#### [PROBLEM TO WORK ON]
Pick out every line with the word "author" and copy it.

#### [DATA SUPPLIED]
*-*-*

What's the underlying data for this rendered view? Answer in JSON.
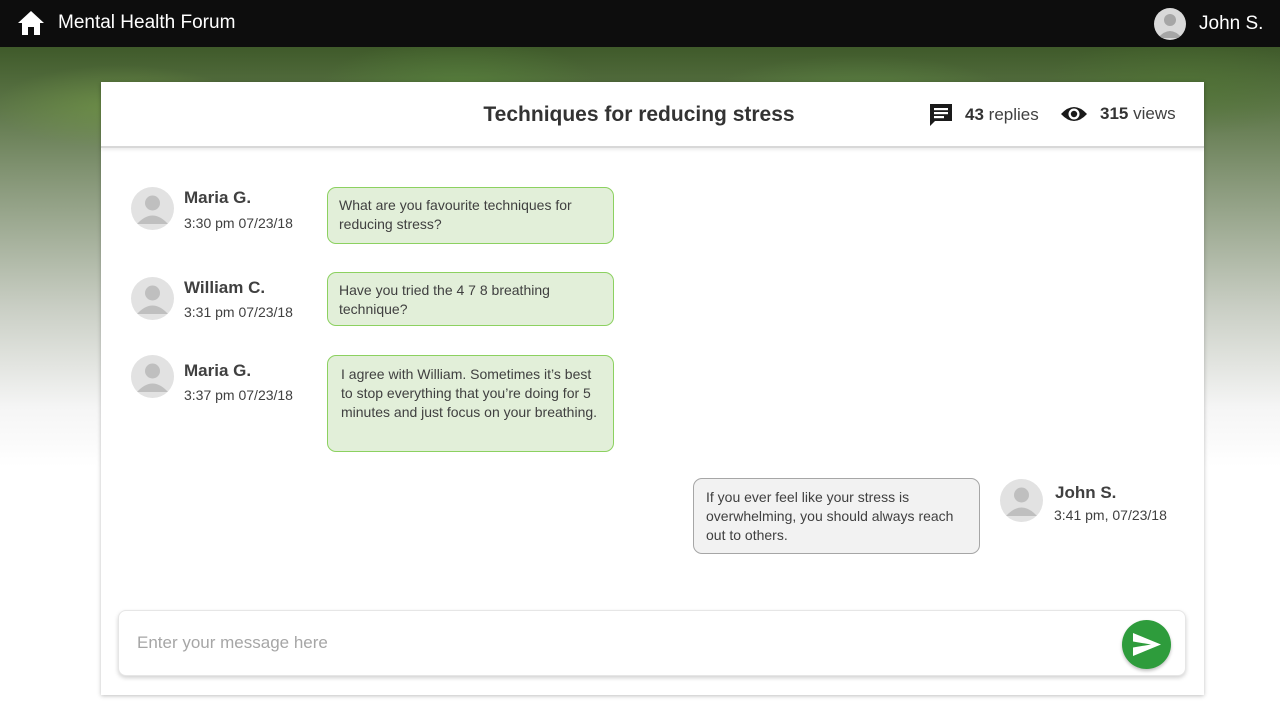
{
  "topbar": {
    "app_title": "Mental Health Forum",
    "user_name": "John S.",
    "icons": {
      "home": "home-icon",
      "avatar": "user-avatar"
    }
  },
  "thread": {
    "title": "Techniques for reducing stress",
    "replies_count": "43",
    "replies_label": "replies",
    "views_count": "315",
    "views_label": "views",
    "icons": {
      "replies": "chat-bubble-icon",
      "views": "eye-icon"
    }
  },
  "messages": [
    {
      "author": "Maria G.",
      "time": "3:30 pm 07/23/18",
      "text": "What are you favourite techniques for reducing stress?",
      "align": "left"
    },
    {
      "author": "William C.",
      "time": "3:31 pm 07/23/18",
      "text": "Have you tried the 4 7 8 breathing technique?",
      "align": "left"
    },
    {
      "author": "Maria G.",
      "time": "3:37 pm 07/23/18",
      "text": "I agree with William. Sometimes  it’s best to stop everything that you’re doing for 5 minutes and just focus on your breathing.",
      "align": "left"
    },
    {
      "author": "John S.",
      "time": "3:41 pm, 07/23/18",
      "text": "If you ever feel like your stress is overwhelming,  you should always reach out to others.",
      "align": "right"
    }
  ],
  "composer": {
    "placeholder": "Enter your message here",
    "value": "",
    "send_icon": "send-icon"
  },
  "colors": {
    "topbar": "#0d0d0d",
    "bubble_others": "#e2efd9",
    "bubble_others_border": "#8cd160",
    "bubble_self": "#f2f2f2",
    "bubble_self_border": "#a6a6a6",
    "send_button": "#2e9c3c"
  }
}
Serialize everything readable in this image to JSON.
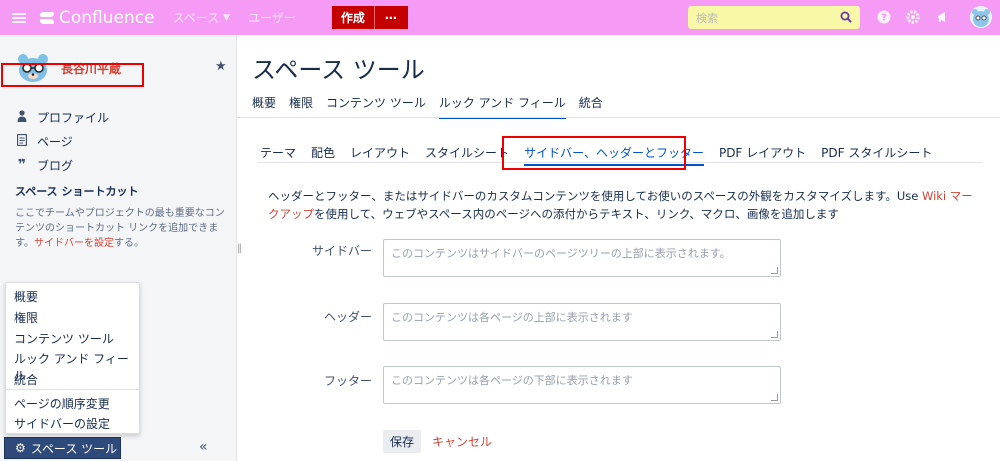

*-*-*

#### [EXPECTED ANSWER]
      "author": "Maria G.",
      "author": "William C.",
      "author": "Maria G.",
      "author": "John S.",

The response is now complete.